> _EXTRACTED INFORMATION_
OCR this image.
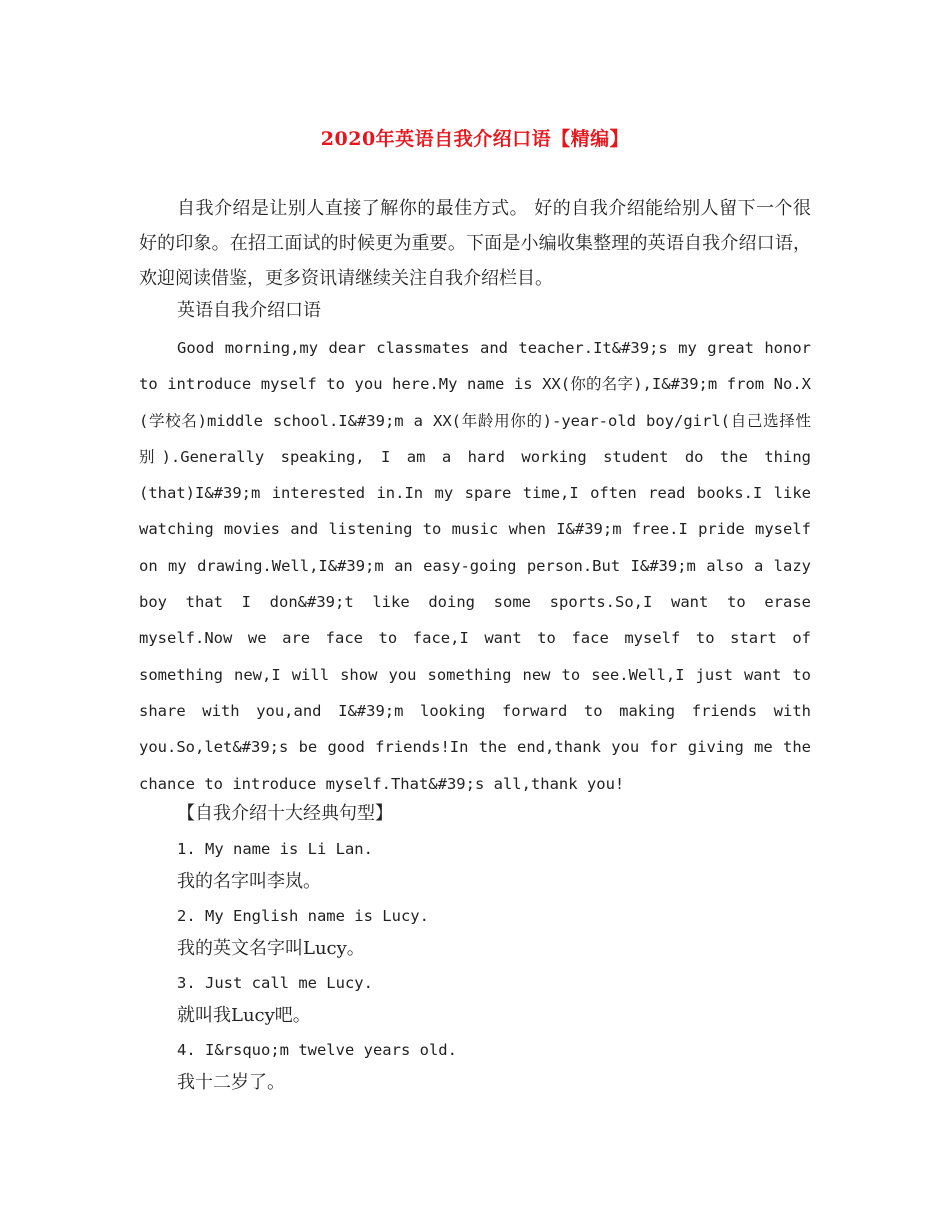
2020年英语自我介绍口语【精编】
自我介绍是让别人直接了解你的最佳方式。 好的自我介绍能给别人留下一个很好的印象。在招工面试的时候更为重要。下面是小编收集整理的英语自我介绍口语，欢迎阅读借鉴，更多资讯请继续关注自我介绍栏目。
英语自我介绍口语
Good morning,my dear classmates and teacher.It&#39;s my great honor to introduce myself to you here.My name is XX(你的名字),I&#39;m from No.X (学校名)middle school.I&#39;m a XX(年龄用你的)-year-old boy/girl(自己选择性别).Generally speaking, I am a hard working student do the thing (that)I&#39;m interested in.In my spare time,I often read books.I like watching movies and listening to music when I&#39;m free.I pride myself on my drawing.Well,I&#39;m an easy-going person.But I&#39;m also a lazy boy that I don&#39;t like doing some sports.So,I want to erase myself.Now we are face to face,I want to face myself to start of something new,I will show you something new to see.Well,I just want to share with you,and I&#39;m looking forward to making friends with you.So,let&#39;s be good friends!In the end,thank you for giving me the chance to introduce myself.That&#39;s all,thank you!
【自我介绍十大经典句型】
1. My name is Li Lan.
我的名字叫李岚。
2. My English name is Lucy.
我的英文名字叫Lucy。
3. Just call me Lucy.
就叫我Lucy吧。
4. I&rsquo;m twelve years old.
我十二岁了。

> _WHAT IS ASKED_
Quote the listing above in full, except for the pictures.

> _RESULT OF THE EXERCISE_
OCR this image.
2020年英语自我介绍口语【精编】
自我介绍是让别人直接了解你的最佳方式。 好的自我介绍能给别人留下一个很好的印象。在招工面试的时候更为重要。下面是小编收集整理的英语自我介绍口语，欢迎阅读借鉴，更多资讯请继续关注自我介绍栏目。
英语自我介绍口语
Good morning,my dear classmates and teacher.It&#39;s my great honor to introduce myself to you here.My name is XX(你的名字),I&#39;m from No.X (学校名)middle school.I&#39;m a XX(年龄用你的)-year-old boy/girl(自己选择性别).Generally speaking, I am a hard working student do the thing (that)I&#39;m interested in.In my spare time,I often read books.I like watching movies and listening to music when I&#39;m free.I pride myself on my drawing.Well,I&#39;m an easy-going person.But I&#39;m also a lazy boy that I don&#39;t like doing some sports.So,I want to erase myself.Now we are face to face,I want to face myself to start of something new,I will show you something new to see.Well,I just want to share with you,and I&#39;m looking forward to making friends with you.So,let&#39;s be good friends!In the end,thank you for giving me the chance to introduce myself.That&#39;s all,thank you!
【自我介绍十大经典句型】
1. My name is Li Lan.
我的名字叫李岚。
2. My English name is Lucy.
我的英文名字叫Lucy。
3. Just call me Lucy.
就叫我Lucy吧。
4. I&rsquo;m twelve years old.
我十二岁了。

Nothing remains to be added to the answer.